Information given:
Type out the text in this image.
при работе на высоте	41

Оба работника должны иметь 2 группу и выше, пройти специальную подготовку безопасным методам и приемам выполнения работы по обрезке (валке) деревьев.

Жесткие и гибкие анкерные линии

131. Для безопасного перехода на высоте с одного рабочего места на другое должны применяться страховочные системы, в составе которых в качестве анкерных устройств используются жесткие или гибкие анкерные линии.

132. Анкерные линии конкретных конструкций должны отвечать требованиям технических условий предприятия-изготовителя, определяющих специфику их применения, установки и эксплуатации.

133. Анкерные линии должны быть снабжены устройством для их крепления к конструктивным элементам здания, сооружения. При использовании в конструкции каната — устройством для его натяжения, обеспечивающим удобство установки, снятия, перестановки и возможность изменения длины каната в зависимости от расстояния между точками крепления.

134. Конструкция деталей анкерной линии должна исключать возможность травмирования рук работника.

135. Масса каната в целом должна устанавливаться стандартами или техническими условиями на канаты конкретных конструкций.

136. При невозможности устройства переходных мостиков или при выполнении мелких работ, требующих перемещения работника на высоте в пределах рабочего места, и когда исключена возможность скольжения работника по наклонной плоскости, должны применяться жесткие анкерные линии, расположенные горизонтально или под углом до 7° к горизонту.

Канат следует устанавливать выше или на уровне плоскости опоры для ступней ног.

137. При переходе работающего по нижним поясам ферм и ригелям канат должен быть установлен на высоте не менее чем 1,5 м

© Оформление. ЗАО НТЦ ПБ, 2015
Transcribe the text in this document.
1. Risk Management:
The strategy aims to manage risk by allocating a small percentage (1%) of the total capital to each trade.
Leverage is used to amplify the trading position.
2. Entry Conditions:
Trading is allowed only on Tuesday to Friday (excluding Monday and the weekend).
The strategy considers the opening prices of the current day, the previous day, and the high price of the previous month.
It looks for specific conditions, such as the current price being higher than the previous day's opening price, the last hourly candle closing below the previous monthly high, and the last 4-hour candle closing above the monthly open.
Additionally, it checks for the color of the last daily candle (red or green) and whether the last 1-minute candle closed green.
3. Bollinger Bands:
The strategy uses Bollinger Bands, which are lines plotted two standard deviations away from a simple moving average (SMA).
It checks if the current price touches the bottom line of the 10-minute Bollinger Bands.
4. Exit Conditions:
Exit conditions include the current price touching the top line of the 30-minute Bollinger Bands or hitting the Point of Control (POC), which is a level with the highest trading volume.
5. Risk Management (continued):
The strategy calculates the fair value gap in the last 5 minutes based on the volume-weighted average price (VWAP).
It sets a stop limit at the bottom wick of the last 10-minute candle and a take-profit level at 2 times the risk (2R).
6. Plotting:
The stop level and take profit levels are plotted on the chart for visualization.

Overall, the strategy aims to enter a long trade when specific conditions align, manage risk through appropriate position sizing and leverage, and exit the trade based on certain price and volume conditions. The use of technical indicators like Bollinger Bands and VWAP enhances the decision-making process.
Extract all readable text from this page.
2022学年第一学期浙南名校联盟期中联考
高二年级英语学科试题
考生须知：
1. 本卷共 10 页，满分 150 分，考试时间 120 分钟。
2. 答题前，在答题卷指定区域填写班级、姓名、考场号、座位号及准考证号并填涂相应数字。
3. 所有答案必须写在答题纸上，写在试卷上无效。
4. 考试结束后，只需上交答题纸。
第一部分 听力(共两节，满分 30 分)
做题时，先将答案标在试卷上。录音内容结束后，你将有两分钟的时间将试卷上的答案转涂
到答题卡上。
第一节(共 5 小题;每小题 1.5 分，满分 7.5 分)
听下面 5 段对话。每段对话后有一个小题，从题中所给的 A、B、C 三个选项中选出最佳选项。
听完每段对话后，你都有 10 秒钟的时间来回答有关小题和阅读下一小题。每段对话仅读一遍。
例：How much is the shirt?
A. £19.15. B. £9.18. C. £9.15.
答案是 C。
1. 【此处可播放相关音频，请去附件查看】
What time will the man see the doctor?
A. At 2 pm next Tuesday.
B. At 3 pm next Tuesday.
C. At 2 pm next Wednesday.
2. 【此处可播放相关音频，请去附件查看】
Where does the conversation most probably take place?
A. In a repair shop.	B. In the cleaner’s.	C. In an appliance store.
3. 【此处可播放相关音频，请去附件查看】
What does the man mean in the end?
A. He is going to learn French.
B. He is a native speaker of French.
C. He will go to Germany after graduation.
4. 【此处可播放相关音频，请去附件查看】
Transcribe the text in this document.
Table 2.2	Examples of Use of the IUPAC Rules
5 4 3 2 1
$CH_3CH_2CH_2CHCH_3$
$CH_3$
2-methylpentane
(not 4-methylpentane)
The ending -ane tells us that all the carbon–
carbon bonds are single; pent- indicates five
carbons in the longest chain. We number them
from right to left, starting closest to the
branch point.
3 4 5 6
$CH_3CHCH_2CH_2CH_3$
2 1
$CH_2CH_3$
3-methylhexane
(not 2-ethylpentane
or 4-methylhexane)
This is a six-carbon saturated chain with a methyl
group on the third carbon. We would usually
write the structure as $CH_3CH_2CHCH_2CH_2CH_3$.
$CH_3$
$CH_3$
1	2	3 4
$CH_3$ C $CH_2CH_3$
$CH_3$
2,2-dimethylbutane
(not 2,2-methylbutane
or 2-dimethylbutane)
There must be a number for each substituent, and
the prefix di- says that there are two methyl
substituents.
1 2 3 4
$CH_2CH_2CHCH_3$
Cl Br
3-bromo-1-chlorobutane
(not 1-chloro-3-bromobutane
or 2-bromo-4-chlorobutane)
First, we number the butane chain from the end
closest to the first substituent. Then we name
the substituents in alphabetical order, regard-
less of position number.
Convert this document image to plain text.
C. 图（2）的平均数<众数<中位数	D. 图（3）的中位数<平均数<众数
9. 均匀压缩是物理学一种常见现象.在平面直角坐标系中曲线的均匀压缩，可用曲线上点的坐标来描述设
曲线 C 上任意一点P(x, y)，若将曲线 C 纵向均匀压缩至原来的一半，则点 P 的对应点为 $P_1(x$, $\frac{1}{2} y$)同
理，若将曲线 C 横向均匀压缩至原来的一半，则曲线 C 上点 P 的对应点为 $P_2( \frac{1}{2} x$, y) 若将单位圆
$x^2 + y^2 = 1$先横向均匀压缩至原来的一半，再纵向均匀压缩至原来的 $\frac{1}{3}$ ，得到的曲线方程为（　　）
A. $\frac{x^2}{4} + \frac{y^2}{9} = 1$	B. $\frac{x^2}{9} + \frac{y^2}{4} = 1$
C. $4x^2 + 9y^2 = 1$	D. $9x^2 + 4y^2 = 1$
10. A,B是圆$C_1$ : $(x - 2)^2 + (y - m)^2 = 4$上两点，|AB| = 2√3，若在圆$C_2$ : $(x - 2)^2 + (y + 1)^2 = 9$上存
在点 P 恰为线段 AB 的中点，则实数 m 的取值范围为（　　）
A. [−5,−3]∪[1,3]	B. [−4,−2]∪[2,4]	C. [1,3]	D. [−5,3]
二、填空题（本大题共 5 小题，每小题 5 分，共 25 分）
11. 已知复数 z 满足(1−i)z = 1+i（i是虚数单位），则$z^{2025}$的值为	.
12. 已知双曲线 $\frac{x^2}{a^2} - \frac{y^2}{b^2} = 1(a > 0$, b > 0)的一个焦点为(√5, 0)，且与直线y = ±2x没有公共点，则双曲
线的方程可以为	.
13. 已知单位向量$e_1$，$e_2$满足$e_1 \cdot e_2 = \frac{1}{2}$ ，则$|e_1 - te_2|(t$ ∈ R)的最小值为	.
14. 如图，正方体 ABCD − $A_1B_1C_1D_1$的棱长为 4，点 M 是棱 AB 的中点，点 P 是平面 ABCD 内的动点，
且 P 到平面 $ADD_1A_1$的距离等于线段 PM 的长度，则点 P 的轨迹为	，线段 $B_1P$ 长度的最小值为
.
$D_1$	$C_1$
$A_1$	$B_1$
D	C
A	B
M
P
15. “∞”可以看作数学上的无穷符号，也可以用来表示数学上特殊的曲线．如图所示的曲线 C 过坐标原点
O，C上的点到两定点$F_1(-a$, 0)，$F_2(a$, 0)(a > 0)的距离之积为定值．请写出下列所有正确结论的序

Task statement: Copy out each line of the data containing the string "若将曲线".

Expected answer:
曲线 C 上任意一点P(x, y)，若将曲线 C 纵向均匀压缩至原来的一半，则点 P 的对应点为 $P_1(x$, $\frac{1}{2} y$)同
理，若将曲线 C 横向均匀压缩至原来的一半，则曲线 C 上点 P 的对应点为 $P_2( \frac{1}{2} x$, y) 若将单位圆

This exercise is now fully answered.